_Data for processing_.

____________________

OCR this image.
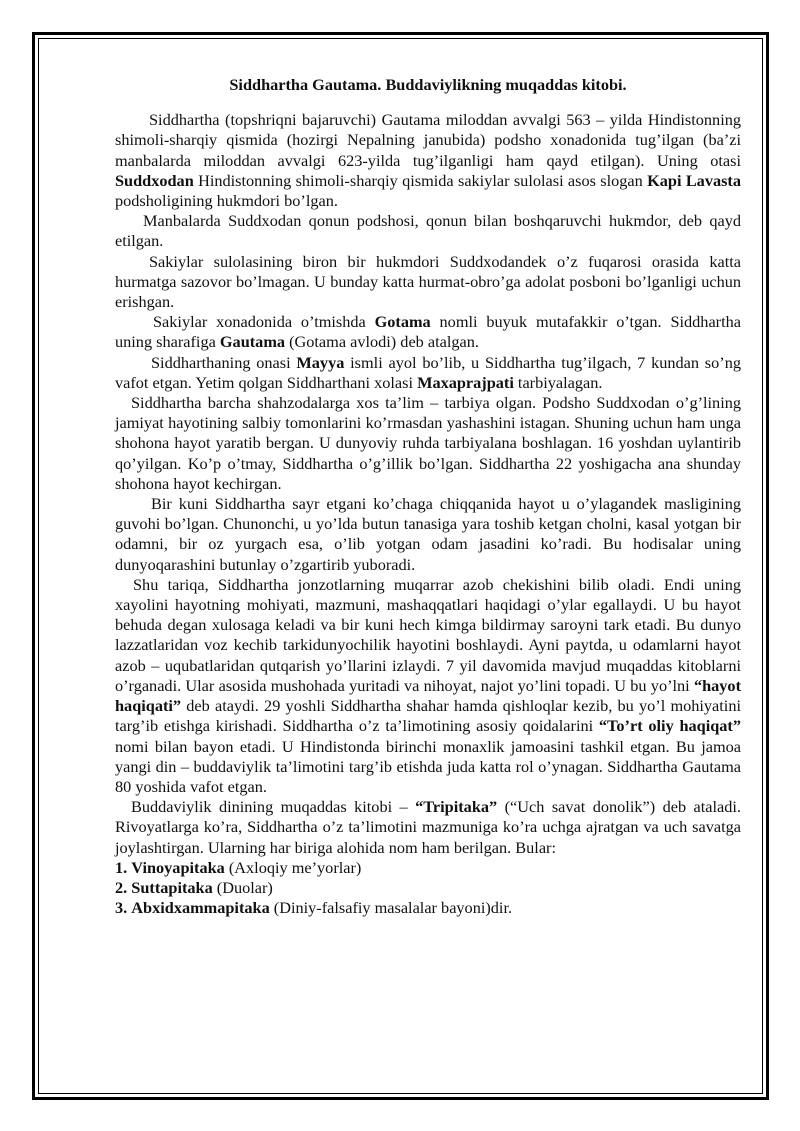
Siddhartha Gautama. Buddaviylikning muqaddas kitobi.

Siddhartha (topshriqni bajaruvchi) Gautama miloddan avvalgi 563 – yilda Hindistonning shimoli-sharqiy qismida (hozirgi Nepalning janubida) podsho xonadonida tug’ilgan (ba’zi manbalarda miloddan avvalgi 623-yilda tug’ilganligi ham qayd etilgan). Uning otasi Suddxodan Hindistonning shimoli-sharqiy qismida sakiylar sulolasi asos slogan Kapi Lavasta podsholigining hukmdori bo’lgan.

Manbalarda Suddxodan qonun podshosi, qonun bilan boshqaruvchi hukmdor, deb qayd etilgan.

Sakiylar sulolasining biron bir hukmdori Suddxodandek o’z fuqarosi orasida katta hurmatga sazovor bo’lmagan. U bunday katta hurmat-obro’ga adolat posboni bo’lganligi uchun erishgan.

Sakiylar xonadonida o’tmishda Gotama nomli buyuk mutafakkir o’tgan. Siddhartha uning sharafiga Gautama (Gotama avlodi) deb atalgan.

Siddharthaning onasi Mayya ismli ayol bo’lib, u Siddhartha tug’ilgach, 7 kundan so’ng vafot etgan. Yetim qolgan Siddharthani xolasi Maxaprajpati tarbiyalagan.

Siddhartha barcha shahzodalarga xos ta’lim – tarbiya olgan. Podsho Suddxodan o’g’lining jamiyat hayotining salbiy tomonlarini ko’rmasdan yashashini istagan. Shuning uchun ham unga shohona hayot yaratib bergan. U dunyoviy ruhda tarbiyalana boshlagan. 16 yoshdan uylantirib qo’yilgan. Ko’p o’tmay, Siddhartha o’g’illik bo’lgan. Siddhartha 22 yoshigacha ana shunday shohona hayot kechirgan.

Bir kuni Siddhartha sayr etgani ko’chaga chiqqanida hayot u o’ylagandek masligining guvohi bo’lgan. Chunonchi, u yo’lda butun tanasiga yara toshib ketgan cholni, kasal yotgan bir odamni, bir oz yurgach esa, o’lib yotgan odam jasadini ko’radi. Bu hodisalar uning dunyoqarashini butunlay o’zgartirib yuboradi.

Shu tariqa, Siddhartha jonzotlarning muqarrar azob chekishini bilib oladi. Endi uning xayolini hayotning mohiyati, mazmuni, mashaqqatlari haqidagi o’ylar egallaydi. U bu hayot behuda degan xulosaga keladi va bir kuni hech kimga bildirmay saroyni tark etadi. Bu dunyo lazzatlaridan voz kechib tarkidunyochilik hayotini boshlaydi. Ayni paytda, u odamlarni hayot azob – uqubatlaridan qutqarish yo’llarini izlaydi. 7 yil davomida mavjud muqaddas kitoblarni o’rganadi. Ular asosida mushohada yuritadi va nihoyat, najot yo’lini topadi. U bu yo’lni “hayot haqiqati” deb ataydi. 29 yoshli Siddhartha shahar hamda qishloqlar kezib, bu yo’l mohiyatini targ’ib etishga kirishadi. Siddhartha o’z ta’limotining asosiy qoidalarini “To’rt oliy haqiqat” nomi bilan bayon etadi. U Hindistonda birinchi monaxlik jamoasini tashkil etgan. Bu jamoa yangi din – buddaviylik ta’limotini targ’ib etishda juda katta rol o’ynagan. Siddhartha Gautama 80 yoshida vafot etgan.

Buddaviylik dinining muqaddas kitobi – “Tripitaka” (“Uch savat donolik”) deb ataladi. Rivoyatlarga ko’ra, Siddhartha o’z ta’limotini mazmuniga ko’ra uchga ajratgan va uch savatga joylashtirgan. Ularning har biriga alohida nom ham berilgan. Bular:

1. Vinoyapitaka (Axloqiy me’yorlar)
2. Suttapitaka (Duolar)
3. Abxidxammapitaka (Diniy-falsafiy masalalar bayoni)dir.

____________________

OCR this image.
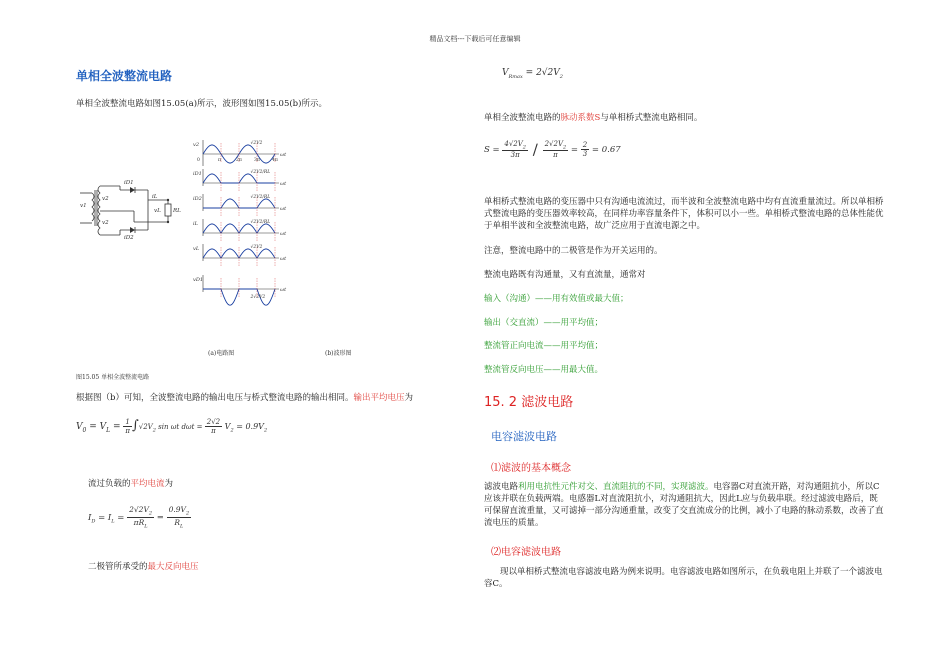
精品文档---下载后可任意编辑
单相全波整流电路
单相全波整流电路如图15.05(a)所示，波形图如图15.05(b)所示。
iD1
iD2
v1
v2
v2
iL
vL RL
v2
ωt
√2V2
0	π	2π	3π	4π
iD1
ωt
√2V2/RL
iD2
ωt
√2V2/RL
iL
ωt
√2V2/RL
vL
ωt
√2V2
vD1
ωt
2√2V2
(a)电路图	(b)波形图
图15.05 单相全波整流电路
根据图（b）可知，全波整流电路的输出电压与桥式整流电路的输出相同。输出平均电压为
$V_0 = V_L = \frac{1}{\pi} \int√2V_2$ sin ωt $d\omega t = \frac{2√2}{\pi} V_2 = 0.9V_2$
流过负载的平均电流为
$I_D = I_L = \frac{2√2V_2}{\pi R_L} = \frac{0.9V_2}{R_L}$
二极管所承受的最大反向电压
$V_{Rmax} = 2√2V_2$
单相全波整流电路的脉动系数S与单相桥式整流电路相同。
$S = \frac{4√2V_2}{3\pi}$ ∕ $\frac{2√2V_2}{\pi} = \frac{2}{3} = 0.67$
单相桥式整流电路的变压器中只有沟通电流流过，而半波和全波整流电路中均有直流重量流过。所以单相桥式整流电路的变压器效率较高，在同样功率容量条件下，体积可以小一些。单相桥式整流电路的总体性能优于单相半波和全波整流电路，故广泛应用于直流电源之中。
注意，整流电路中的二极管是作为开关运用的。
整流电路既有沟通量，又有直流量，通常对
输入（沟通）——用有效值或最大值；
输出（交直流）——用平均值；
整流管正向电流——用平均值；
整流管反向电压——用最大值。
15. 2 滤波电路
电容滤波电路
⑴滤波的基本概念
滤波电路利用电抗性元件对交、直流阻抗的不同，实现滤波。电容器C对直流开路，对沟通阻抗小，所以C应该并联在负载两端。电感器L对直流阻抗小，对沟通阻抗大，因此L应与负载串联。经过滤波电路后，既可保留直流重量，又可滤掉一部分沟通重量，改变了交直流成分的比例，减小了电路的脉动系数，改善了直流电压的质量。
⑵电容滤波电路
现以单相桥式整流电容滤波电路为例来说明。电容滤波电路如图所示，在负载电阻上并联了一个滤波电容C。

____________________

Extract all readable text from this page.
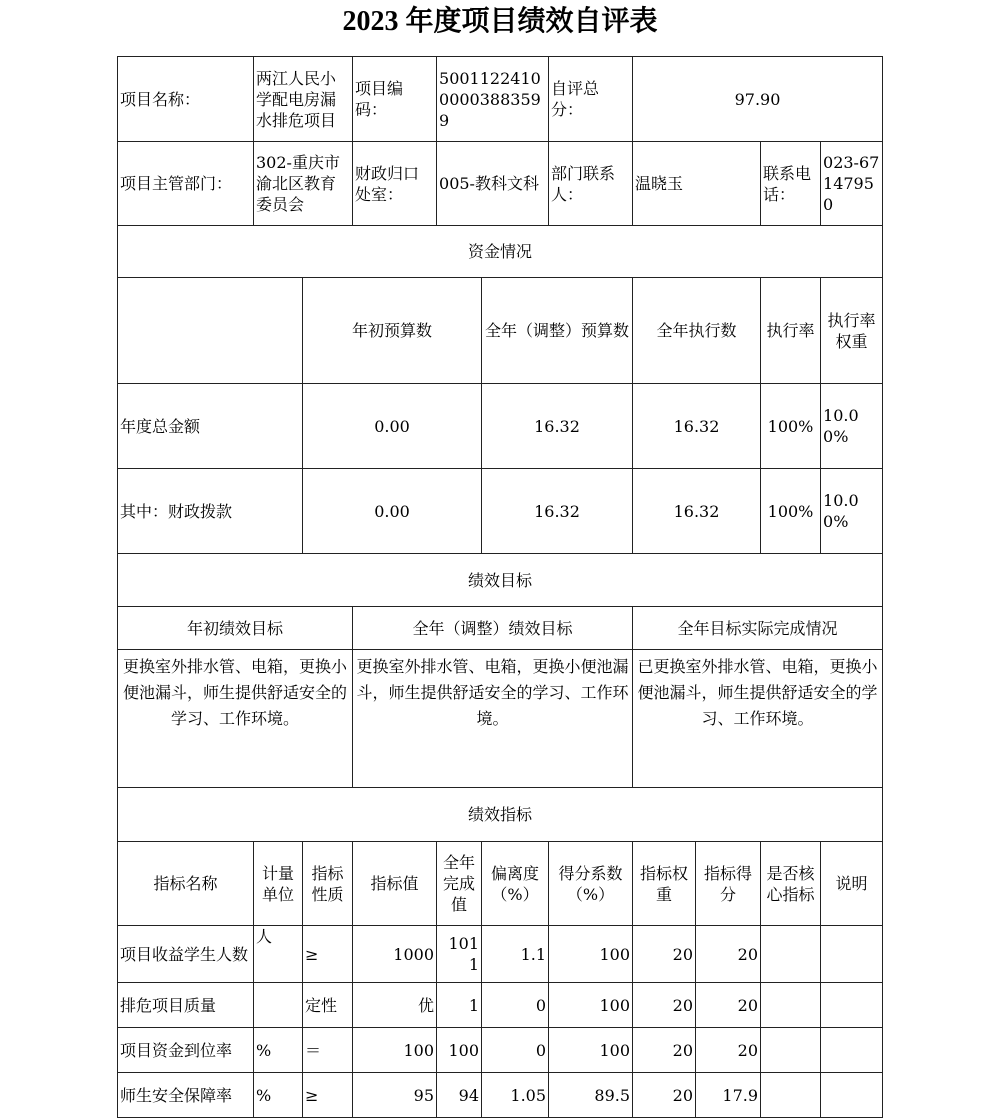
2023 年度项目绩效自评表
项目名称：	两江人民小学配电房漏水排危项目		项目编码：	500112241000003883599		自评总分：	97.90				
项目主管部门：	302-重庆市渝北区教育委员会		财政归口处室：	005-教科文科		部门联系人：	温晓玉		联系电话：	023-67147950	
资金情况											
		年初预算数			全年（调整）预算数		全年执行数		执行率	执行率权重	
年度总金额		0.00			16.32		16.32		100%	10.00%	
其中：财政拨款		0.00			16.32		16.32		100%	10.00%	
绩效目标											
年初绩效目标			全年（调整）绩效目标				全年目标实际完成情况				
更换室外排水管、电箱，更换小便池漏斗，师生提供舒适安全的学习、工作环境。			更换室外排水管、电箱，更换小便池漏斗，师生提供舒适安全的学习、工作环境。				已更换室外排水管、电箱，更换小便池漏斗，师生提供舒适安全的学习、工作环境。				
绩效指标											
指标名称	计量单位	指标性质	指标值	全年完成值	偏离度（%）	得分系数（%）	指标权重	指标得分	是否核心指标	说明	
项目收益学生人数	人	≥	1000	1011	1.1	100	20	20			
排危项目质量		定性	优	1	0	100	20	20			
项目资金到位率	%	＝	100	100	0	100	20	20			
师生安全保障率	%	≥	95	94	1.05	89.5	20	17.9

____________________

_Instructions for the task_.
Your answer should be one number: how many lines in the material above contain the string "kitobi".

_Right answer_.
2